--- Record extracts ---

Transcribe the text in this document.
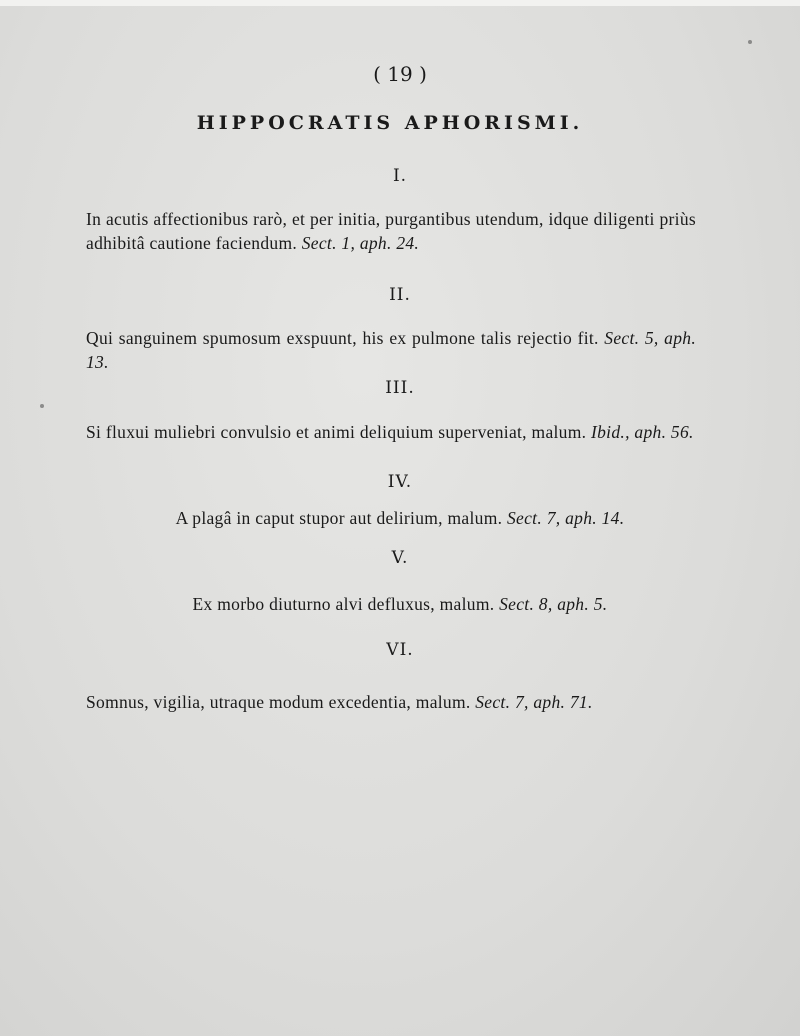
( 19 )
HIPPOCRATIS APHORISMI.
I.
In acutis affectionibus rarò, et per initia, purgantibus utendum, idque diligenti priùs adhibitâ cautione faciendum. Sect. 1, aph. 24.
II.
Qui sanguinem spumosum exspuunt, his ex pulmone talis rejectio fit. Sect. 5, aph. 13.
III.
Si fluxui muliebri convulsio et animi deliquium superveniat, malum. Ibid., aph. 56.
IV.
A plagâ in caput stupor aut delirium, malum. Sect. 7, aph. 14.
V.
Ex morbo diuturno alvi defluxus, malum. Sect. 8, aph. 5.
VI.
Somnus, vigilia, utraque modum excedentia, malum. Sect. 7, aph. 71.
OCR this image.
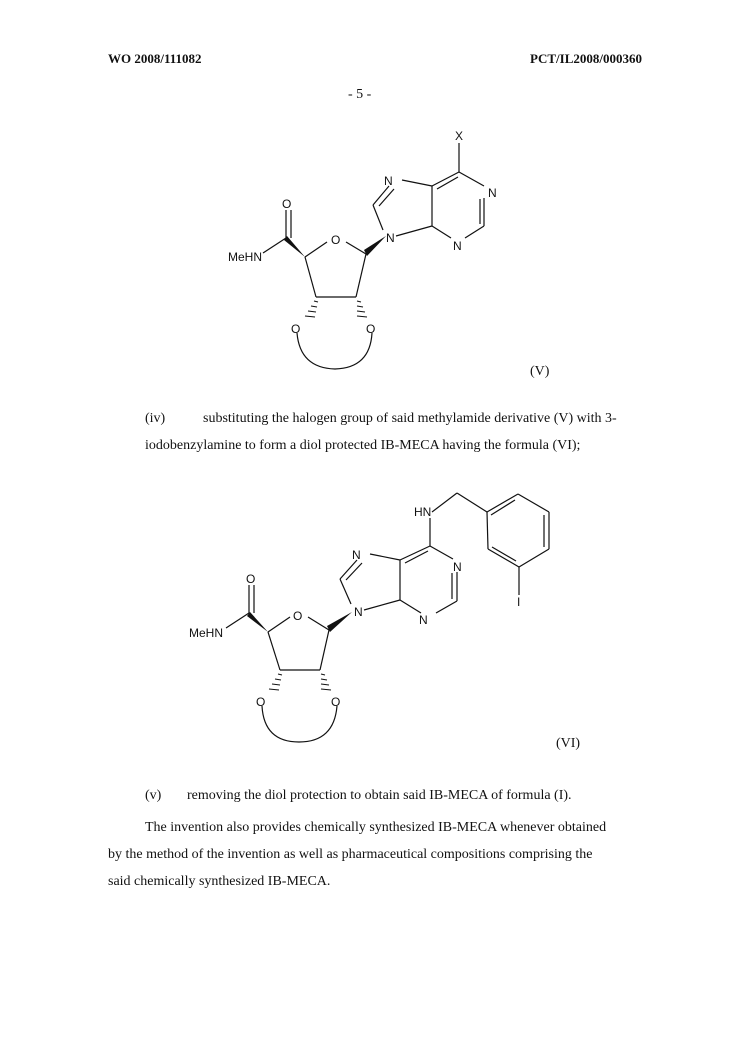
WO 2008/111082	PCT/IL2008/000360
- 5 -
X
N
N
N
N
O
MeHN
O
O	O
(V)
(iv)	substituting the halogen group of said methylamide derivative (V) with 3-
iodobenzylamine to form a diol protected IB-MECA having the formula (VI);
HN
I
N
N
N
N
O
MeHN
O
O	O
(VI)
(v) removing the diol protection to obtain said IB-MECA of formula (I).
The invention also provides chemically synthesized IB-MECA whenever obtained
by the method of the invention as well as pharmaceutical compositions comprising the
said chemically synthesized IB-MECA.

---

* _Requirements_
Select and copy every line of the material that holds the string "invention".

* _Exercise result_
The invention also provides chemically synthesized IB-MECA whenever obtained
by the method of the invention as well as pharmaceutical compositions comprising the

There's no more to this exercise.